PROVIDED TEXT
────────────────────

There is an API that only produces one hundred results per page. I am trying to make a while loop so that it goes through all pages and takes results from all pages, but it does not work properly.
This script goes through the pages:
params = dict( order_by='salary_desc', text=keyword, area=area, period=30, # days per_page=100, page = 0, no_magic='false', # disable magic search_field='name' # available: name, description, company_name ) pages = [] while True: params["page"] += 1 response = requests.get(BASE_URL + '/vacancies', headers={'User-Agent': generate_user_agent()}, params=params,) items = response.json()['items'] if not items: break pages.append(items) # Do it for each page response
At startup:
params
{'area': 1, 'no_magic': 'false', 'order_by': 'salary_desc', 'page': 5, 'per_page': 100, 'period': 30, 'search_field': 'name', 'text': '"python"'}
He sees five pages.

────────────────────

PROBLEM DETAILS
Revise the post on paging through API results: write out everything from "There is an" down to "not work properly.", putting "for loop" in place of "while loop". The items that follow are separate material, unrelated to the post on paging through API results.

SUPPLIED RECORDS
────────────────────

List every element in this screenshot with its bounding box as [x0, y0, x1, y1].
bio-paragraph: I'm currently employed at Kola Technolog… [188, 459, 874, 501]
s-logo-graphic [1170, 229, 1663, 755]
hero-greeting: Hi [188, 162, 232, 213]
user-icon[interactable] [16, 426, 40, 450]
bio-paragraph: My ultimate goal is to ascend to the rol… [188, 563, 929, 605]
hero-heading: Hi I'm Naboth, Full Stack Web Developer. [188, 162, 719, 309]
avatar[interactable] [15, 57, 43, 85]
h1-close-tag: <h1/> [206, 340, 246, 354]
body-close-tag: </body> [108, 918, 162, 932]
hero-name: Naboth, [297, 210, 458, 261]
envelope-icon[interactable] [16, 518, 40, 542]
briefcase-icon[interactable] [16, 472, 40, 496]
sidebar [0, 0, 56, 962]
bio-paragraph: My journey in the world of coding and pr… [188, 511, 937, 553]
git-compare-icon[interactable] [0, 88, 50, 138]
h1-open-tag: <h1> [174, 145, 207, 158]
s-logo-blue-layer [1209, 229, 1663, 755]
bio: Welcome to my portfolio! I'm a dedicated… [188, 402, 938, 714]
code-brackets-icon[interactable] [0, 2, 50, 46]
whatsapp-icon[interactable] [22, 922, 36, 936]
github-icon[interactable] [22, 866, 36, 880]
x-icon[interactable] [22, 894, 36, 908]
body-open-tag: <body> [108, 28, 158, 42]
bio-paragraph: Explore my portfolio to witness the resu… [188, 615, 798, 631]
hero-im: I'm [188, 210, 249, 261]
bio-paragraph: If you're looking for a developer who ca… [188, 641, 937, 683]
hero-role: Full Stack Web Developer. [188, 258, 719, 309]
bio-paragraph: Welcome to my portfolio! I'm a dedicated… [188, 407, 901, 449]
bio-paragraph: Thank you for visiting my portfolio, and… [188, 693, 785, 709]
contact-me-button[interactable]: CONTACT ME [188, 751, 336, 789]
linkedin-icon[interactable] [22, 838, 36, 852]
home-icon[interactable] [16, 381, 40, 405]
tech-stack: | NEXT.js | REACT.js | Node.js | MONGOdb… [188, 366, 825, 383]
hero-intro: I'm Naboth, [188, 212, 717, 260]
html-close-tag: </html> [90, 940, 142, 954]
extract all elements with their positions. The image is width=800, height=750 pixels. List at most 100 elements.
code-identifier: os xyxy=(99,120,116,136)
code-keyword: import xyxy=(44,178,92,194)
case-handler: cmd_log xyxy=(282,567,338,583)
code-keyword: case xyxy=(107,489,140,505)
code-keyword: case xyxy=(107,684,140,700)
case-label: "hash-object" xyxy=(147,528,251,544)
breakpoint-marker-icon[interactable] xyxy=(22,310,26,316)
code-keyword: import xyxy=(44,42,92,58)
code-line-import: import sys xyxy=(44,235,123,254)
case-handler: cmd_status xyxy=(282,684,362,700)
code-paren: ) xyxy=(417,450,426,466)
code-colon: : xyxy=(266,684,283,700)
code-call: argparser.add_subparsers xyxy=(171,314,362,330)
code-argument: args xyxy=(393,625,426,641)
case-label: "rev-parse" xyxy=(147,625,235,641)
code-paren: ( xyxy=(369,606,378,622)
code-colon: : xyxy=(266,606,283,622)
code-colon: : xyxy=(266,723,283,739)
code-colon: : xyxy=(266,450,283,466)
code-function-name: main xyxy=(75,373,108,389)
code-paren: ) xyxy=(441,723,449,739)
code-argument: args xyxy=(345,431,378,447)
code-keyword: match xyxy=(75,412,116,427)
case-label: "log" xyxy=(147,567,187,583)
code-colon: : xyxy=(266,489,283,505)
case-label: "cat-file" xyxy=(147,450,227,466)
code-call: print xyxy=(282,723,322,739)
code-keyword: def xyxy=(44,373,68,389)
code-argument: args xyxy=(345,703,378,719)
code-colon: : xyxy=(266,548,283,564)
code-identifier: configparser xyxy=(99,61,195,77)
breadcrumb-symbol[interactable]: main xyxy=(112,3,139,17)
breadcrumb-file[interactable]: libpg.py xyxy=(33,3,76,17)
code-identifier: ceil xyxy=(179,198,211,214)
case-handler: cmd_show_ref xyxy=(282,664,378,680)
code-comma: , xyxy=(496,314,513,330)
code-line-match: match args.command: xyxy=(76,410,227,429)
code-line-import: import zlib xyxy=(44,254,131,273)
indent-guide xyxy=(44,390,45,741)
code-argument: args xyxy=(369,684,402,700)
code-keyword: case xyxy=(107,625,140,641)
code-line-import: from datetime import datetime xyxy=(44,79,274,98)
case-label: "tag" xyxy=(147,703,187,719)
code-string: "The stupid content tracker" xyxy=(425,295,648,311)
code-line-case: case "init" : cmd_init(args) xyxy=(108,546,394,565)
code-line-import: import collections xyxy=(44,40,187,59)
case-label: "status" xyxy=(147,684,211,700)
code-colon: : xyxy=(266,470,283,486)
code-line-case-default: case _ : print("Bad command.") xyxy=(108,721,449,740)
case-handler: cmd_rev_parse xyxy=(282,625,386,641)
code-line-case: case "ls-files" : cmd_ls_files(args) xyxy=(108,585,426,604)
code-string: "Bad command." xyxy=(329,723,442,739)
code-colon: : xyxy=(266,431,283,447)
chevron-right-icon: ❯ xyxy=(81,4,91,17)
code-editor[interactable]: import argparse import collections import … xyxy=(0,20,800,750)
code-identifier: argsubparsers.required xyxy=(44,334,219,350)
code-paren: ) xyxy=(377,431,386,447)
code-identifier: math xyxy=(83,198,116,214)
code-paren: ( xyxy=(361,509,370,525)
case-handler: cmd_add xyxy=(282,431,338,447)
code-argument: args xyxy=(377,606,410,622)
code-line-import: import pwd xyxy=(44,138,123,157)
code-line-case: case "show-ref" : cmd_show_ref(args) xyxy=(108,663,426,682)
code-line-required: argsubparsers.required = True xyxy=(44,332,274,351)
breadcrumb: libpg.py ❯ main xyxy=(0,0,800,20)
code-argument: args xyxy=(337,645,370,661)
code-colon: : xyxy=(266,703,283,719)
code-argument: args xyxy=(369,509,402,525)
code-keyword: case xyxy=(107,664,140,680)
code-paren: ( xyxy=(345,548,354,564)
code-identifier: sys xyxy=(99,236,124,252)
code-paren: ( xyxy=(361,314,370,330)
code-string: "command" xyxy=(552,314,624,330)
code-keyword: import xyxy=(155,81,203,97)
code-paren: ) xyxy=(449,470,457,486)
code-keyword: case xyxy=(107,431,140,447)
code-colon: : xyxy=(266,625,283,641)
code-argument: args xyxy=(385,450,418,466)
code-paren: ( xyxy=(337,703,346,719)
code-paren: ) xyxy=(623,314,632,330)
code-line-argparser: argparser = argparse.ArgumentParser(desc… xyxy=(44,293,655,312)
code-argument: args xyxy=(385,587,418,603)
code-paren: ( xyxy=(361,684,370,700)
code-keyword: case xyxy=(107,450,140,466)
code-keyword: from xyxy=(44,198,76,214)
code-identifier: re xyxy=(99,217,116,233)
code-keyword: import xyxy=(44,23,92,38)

────────────────────

EXERCISE SOLUTION
There is an API that only produces one hundred results per page. I am trying to make a for loop so that it goes through all pages and takes results from all pages, but it does not work properly.